**Instructions to follow:** Find and copy lines holding "peer".

**Excerpts from a figure dataset:**
════════════════
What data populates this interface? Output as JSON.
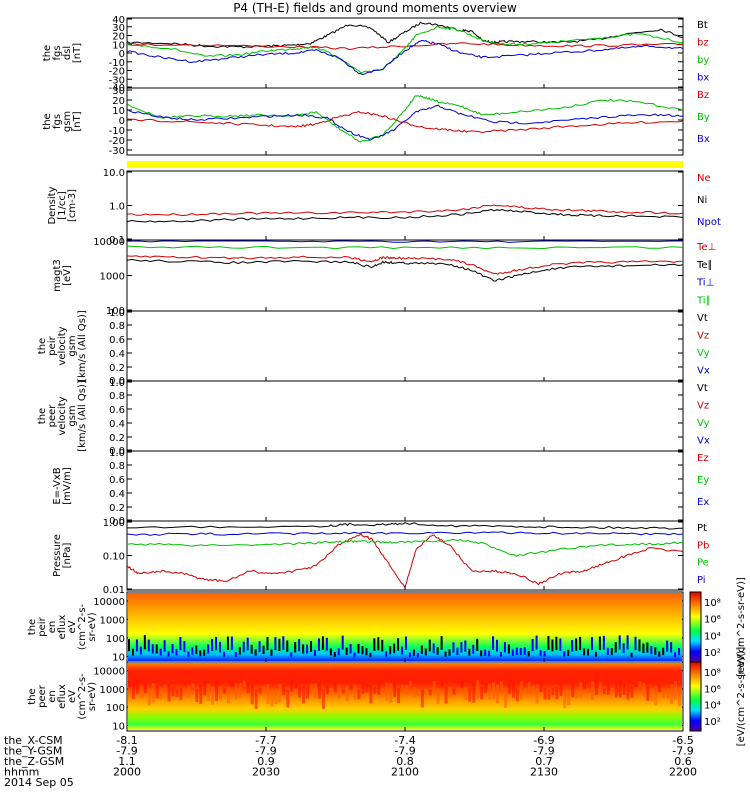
{
  "title": "P4 (TH-E) fields and ground moments overview",
  "chart_data": {
    "type": "line",
    "time_axis": {
      "rows": [
        {
          "label": "the_X-CSM",
          "values": [
            "-8.1",
            "-7.7",
            "-7.4",
            "-6.9",
            "-6.5"
          ]
        },
        {
          "label": "the_Y-GSM",
          "values": [
            "-7.9",
            "-7.9",
            "-7.9",
            "-7.9",
            "-7.9"
          ]
        },
        {
          "label": "the_Z-GSM",
          "values": [
            "1.1",
            "0.9",
            "0.8",
            "0.7",
            "0.6"
          ]
        },
        {
          "label": "hhmm",
          "values": [
            "2000",
            "2030",
            "2100",
            "2130",
            "2200"
          ]
        }
      ],
      "date": "2014 Sep 05"
    },
    "panels": [
      {
        "id": "fgs-dsl",
        "ylabel": [
          "the",
          "fgs",
          "dsl",
          "[nT]"
        ],
        "ticks": [
          "40",
          "30",
          "20",
          "10",
          "0",
          "-10",
          "-20",
          "-30",
          "-40"
        ],
        "ylim": [
          -40,
          40
        ],
        "legend": [
          {
            "name": "Bt",
            "color": "#000000"
          },
          {
            "name": "bz",
            "color": "#d00000"
          },
          {
            "name": "by",
            "color": "#00c000"
          },
          {
            "name": "bx",
            "color": "#0000d0"
          }
        ]
      },
      {
        "id": "fgs-gsm",
        "ylabel": [
          "the",
          "fgs",
          "gsm",
          "[nT]"
        ],
        "ticks": [
          "30",
          "20",
          "10",
          "0",
          "-10",
          "-20",
          "-30"
        ],
        "ylim": [
          -35,
          32
        ],
        "legend": [
          {
            "name": "Bz",
            "color": "#d00000"
          },
          {
            "name": "By",
            "color": "#00c000"
          },
          {
            "name": "Bx",
            "color": "#0000d0"
          }
        ]
      },
      {
        "id": "density",
        "ylabel": [
          "Density",
          "[1/cc]",
          "[cm-3]"
        ],
        "ticks": [
          "10.0",
          "1.0",
          "0.1"
        ],
        "ylim": [
          0.1,
          10
        ],
        "log": true,
        "legend": [
          {
            "name": "Ne",
            "color": "#d00000"
          },
          {
            "name": "Ni",
            "color": "#000000"
          },
          {
            "name": "Npot",
            "color": "#0000d0"
          }
        ]
      },
      {
        "id": "temperature",
        "ylabel": [
          "magt3",
          "[eV]"
        ],
        "ticks": [
          "10000",
          "1000",
          "100"
        ],
        "ylim": [
          100,
          10000
        ],
        "log": true,
        "legend": [
          {
            "name": "Te⊥",
            "color": "#d00000"
          },
          {
            "name": "Te∥",
            "color": "#000000"
          },
          {
            "name": "Ti⊥",
            "color": "#0000d0"
          },
          {
            "name": "Ti∥",
            "color": "#00c000"
          }
        ]
      },
      {
        "id": "peir-velocity",
        "ylabel": [
          "the",
          "peir",
          "velocity",
          "gsm",
          "[km/s (All Qs)]"
        ],
        "ticks": [
          "1.0",
          "0.8",
          "0.6",
          "0.4",
          "0.2",
          "0.0"
        ],
        "ylim": [
          0,
          1
        ],
        "legend": [
          {
            "name": "Vt",
            "color": "#000000"
          },
          {
            "name": "Vz",
            "color": "#d00000"
          },
          {
            "name": "Vy",
            "color": "#00c000"
          },
          {
            "name": "Vx",
            "color": "#0000d0"
          }
        ]
      },
      {
        "id": "peer-velocity",
        "ylabel": [
          "the",
          "peer",
          "velocity",
          "gsm",
          "[km/s (All Qs)]"
        ],
        "ticks": [
          "1.0",
          "0.8",
          "0.6",
          "0.4",
          "0.2",
          "0.0"
        ],
        "ylim": [
          0,
          1
        ],
        "legend": [
          {
            "name": "Vt",
            "color": "#000000"
          },
          {
            "name": "Vz",
            "color": "#d00000"
          },
          {
            "name": "Vy",
            "color": "#00c000"
          },
          {
            "name": "Vx",
            "color": "#0000d0"
          }
        ]
      },
      {
        "id": "efield",
        "ylabel": [
          "E=-VxB",
          "[mV/m]"
        ],
        "ticks": [
          "1.0",
          "0.8",
          "0.6",
          "0.4",
          "0.2",
          "0.0"
        ],
        "ylim": [
          0,
          1
        ],
        "legend": [
          {
            "name": "Ez",
            "color": "#d00000"
          },
          {
            "name": "Ey",
            "color": "#00c000"
          },
          {
            "name": "Ex",
            "color": "#0000d0"
          }
        ]
      },
      {
        "id": "pressure",
        "ylabel": [
          "Pressure",
          "[nPa]"
        ],
        "ticks": [
          "1.00",
          "0.10",
          "0.01"
        ],
        "ylim": [
          0.01,
          1
        ],
        "log": true,
        "legend": [
          {
            "name": "Pt",
            "color": "#000000"
          },
          {
            "name": "Pb",
            "color": "#d00000"
          },
          {
            "name": "Pe",
            "color": "#00c000"
          },
          {
            "name": "Pi",
            "color": "#0000d0"
          }
        ]
      },
      {
        "id": "peir-eflux",
        "ylabel": [
          "the",
          "peir",
          "en",
          "eflux",
          "eV",
          "(cm^2-s-",
          "sr-eV)"
        ],
        "ticks": [
          "10000",
          "1000",
          "100",
          "10"
        ],
        "ylim": [
          5,
          30000
        ],
        "log": true
      },
      {
        "id": "peer-eflux",
        "ylabel": [
          "the",
          "peer",
          "en",
          "eflux",
          "eV",
          "(cm^2-s-",
          "sr-eV)"
        ],
        "ticks": [
          "10000",
          "1000",
          "100",
          "10"
        ],
        "ylim": [
          5,
          30000
        ],
        "log": true
      }
    ],
    "colorbars": [
      {
        "ticks": [
          "10⁸",
          "10⁶",
          "10⁴",
          "10²"
        ],
        "label": "[eV/(cm^2-s-sr-eV)]"
      },
      {
        "ticks": [
          "10⁸",
          "10⁶",
          "10⁴",
          "10²"
        ],
        "label": "[eV/(cm^2-s-sr-eV)]"
      }
    ],
    "series": [
      {
        "panel": "fgs-dsl",
        "name": "Bt",
        "color": "#000000",
        "x": [
          0,
          8,
          14,
          20,
          26,
          30,
          33,
          36,
          40,
          44,
          47,
          50,
          53,
          56,
          60,
          62,
          64,
          66,
          68,
          72,
          78,
          84,
          90,
          96,
          100
        ],
        "y": [
          12,
          11,
          8,
          7,
          8,
          9,
          11,
          20,
          33,
          28,
          12,
          24,
          35,
          32,
          26,
          25,
          14,
          12,
          13,
          13,
          12,
          15,
          22,
          27,
          18
        ]
      },
      {
        "panel": "fgs-dsl",
        "name": "bz",
        "color": "#d00000",
        "x": [
          0,
          15,
          30,
          40,
          50,
          60,
          70,
          80,
          90,
          100
        ],
        "y": [
          10,
          9,
          7,
          5,
          8,
          11,
          9,
          8,
          9,
          10
        ]
      },
      {
        "panel": "fgs-dsl",
        "name": "by",
        "color": "#00c000",
        "x": [
          0,
          8,
          14,
          20,
          26,
          30,
          34,
          38,
          42,
          46,
          50,
          52,
          56,
          60,
          64,
          68,
          74,
          80,
          86,
          92,
          100
        ],
        "y": [
          10,
          5,
          -4,
          -2,
          3,
          5,
          7,
          -5,
          -22,
          -19,
          5,
          20,
          30,
          26,
          14,
          10,
          11,
          14,
          18,
          22,
          12
        ]
      },
      {
        "panel": "fgs-dsl",
        "name": "bx",
        "color": "#0000d0",
        "x": [
          0,
          6,
          12,
          18,
          24,
          30,
          34,
          38,
          42,
          46,
          50,
          53,
          56,
          60,
          64,
          70,
          76,
          82,
          88,
          94,
          100
        ],
        "y": [
          2,
          -5,
          -10,
          -6,
          -2,
          0,
          3,
          -5,
          -24,
          -18,
          3,
          14,
          10,
          0,
          -5,
          -3,
          0,
          2,
          5,
          8,
          5
        ]
      },
      {
        "panel": "fgs-gsm",
        "name": "Bz",
        "color": "#d00000",
        "x": [
          0,
          8,
          16,
          24,
          30,
          34,
          38,
          42,
          46,
          50,
          54,
          58,
          62,
          70,
          80,
          90,
          100
        ],
        "y": [
          0,
          -1,
          -3,
          -5,
          -7,
          -4,
          3,
          8,
          4,
          -3,
          -8,
          -10,
          -12,
          -10,
          -6,
          -3,
          -1
        ]
      },
      {
        "panel": "fgs-gsm",
        "name": "By",
        "color": "#00c000",
        "x": [
          0,
          6,
          12,
          18,
          24,
          30,
          34,
          38,
          42,
          46,
          50,
          52,
          54,
          56,
          60,
          64,
          70,
          78,
          86,
          92,
          100
        ],
        "y": [
          16,
          2,
          4,
          4,
          5,
          4,
          8,
          -8,
          -22,
          -15,
          10,
          25,
          22,
          18,
          14,
          5,
          8,
          12,
          20,
          18,
          10
        ]
      },
      {
        "panel": "fgs-gsm",
        "name": "Bx",
        "color": "#0000d0",
        "x": [
          0,
          6,
          12,
          20,
          26,
          32,
          36,
          40,
          44,
          48,
          52,
          56,
          60,
          66,
          72,
          80,
          88,
          94,
          100
        ],
        "y": [
          10,
          3,
          0,
          2,
          4,
          5,
          2,
          -12,
          -20,
          -10,
          8,
          14,
          6,
          -2,
          -3,
          0,
          4,
          5,
          4
        ]
      },
      {
        "panel": "density",
        "name": "Ne",
        "color": "#d00000",
        "x": [
          0,
          10,
          20,
          30,
          40,
          50,
          60,
          66,
          72,
          78,
          84,
          90,
          100
        ],
        "y": [
          0.55,
          0.55,
          0.6,
          0.6,
          0.62,
          0.65,
          0.75,
          1.05,
          0.85,
          0.75,
          0.7,
          0.65,
          0.6
        ]
      },
      {
        "panel": "density",
        "name": "Ni",
        "color": "#000000",
        "x": [
          0,
          10,
          20,
          30,
          40,
          50,
          60,
          66,
          72,
          78,
          84,
          90,
          100
        ],
        "y": [
          0.35,
          0.35,
          0.4,
          0.42,
          0.45,
          0.45,
          0.55,
          0.75,
          0.65,
          0.55,
          0.5,
          0.5,
          0.45
        ]
      },
      {
        "panel": "temperature",
        "name": "Te⊥",
        "color": "#d00000",
        "x": [
          0,
          10,
          20,
          30,
          40,
          44,
          46,
          48,
          52,
          58,
          62,
          66,
          70,
          76,
          82,
          90,
          100
        ],
        "y": [
          3500,
          3300,
          3100,
          3300,
          3200,
          2500,
          3200,
          3100,
          3000,
          2900,
          2000,
          1100,
          1400,
          2000,
          2300,
          2400,
          2500
        ]
      },
      {
        "panel": "temperature",
        "name": "Te∥",
        "color": "#000000",
        "x": [
          0,
          10,
          20,
          30,
          40,
          44,
          46,
          48,
          52,
          58,
          62,
          66,
          70,
          76,
          82,
          90,
          100
        ],
        "y": [
          2700,
          2500,
          2300,
          2500,
          2400,
          1700,
          2400,
          2300,
          2200,
          2100,
          1400,
          700,
          1000,
          1500,
          1800,
          1900,
          2000
        ]
      },
      {
        "panel": "temperature",
        "name": "Ti⊥",
        "color": "#0000d0",
        "x": [
          0,
          25,
          50,
          75,
          100
        ],
        "y": [
          9500,
          9300,
          9200,
          9200,
          9400
        ]
      },
      {
        "panel": "temperature",
        "name": "Ti∥",
        "color": "#00c000",
        "x": [
          0,
          25,
          50,
          75,
          100
        ],
        "y": [
          6300,
          6200,
          6000,
          6100,
          6200
        ]
      },
      {
        "panel": "pressure",
        "name": "Pt",
        "color": "#000000",
        "x": [
          0,
          20,
          36,
          40,
          46,
          50,
          60,
          70,
          80,
          90,
          100
        ],
        "y": [
          0.65,
          0.68,
          0.72,
          0.8,
          0.78,
          0.85,
          0.72,
          0.7,
          0.66,
          0.64,
          0.62
        ]
      },
      {
        "panel": "pressure",
        "name": "Pb",
        "color": "#d00000",
        "x": [
          0,
          2,
          6,
          10,
          14,
          18,
          22,
          26,
          30,
          34,
          38,
          42,
          44,
          46,
          50,
          52,
          55,
          58,
          62,
          66,
          70,
          74,
          78,
          82,
          86,
          90,
          94,
          100
        ],
        "y": [
          0.05,
          0.03,
          0.035,
          0.03,
          0.02,
          0.018,
          0.035,
          0.03,
          0.035,
          0.05,
          0.2,
          0.4,
          0.3,
          0.1,
          0.012,
          0.15,
          0.4,
          0.2,
          0.035,
          0.035,
          0.03,
          0.015,
          0.03,
          0.035,
          0.06,
          0.1,
          0.16,
          0.13
        ]
      },
      {
        "panel": "pressure",
        "name": "Pe",
        "color": "#00c000",
        "x": [
          0,
          10,
          20,
          30,
          36,
          40,
          44,
          48,
          52,
          60,
          64,
          70,
          78,
          86,
          94,
          100
        ],
        "y": [
          0.22,
          0.2,
          0.2,
          0.22,
          0.24,
          0.26,
          0.25,
          0.24,
          0.25,
          0.28,
          0.22,
          0.1,
          0.15,
          0.2,
          0.22,
          0.23
        ]
      },
      {
        "panel": "pressure",
        "name": "Pi",
        "color": "#0000d0",
        "x": [
          0,
          10,
          20,
          30,
          40,
          50,
          60,
          70,
          80,
          90,
          100
        ],
        "y": [
          0.4,
          0.42,
          0.42,
          0.43,
          0.44,
          0.45,
          0.46,
          0.45,
          0.44,
          0.43,
          0.42
        ]
      }
    ]
  }
}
════════════════
**Solution below:**
        "id": "peer-velocity",
          "peer",
        "id": "peer-eflux",
          "peer",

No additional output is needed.